§ **DATASET ROWS**
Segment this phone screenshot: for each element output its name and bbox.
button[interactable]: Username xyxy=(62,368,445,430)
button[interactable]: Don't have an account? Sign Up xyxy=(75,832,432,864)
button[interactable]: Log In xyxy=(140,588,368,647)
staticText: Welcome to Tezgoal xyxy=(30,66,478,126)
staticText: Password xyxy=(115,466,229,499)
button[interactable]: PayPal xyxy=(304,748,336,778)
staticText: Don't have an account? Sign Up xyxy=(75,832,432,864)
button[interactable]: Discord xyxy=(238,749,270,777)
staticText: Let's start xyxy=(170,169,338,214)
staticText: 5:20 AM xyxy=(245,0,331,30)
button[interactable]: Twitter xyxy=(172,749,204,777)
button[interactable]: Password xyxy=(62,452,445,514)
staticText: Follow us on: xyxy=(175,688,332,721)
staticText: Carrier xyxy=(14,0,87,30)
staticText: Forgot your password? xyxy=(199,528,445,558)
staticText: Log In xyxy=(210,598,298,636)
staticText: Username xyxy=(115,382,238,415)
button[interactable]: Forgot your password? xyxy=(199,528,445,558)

§ **TASK DESCRIPTION**
Retype every one of the rows above without changing any character.

§ **RESPONSE FOR THIS EXERCISE**
Segment this phone screenshot: for each element output its name and bbox.
button[interactable]: Username xyxy=(62,368,445,430)
button[interactable]: Don't have an account? Sign Up xyxy=(75,832,432,864)
button[interactable]: Log In xyxy=(140,588,368,647)
staticText: Welcome to Tezgoal xyxy=(30,66,478,126)
staticText: Password xyxy=(115,466,229,499)
button[interactable]: PayPal xyxy=(304,748,336,778)
staticText: Don't have an account? Sign Up xyxy=(75,832,432,864)
button[interactable]: Discord xyxy=(238,749,270,777)
staticText: Let's start xyxy=(170,169,338,214)
staticText: 5:20 AM xyxy=(245,0,331,30)
button[interactable]: Twitter xyxy=(172,749,204,777)
button[interactable]: Password xyxy=(62,452,445,514)
staticText: Follow us on: xyxy=(175,688,332,721)
staticText: Carrier xyxy=(14,0,87,30)
staticText: Forgot your password? xyxy=(199,528,445,558)
staticText: Log In xyxy=(210,598,298,636)
staticText: Username xyxy=(115,382,238,415)
button[interactable]: Forgot your password? xyxy=(199,528,445,558)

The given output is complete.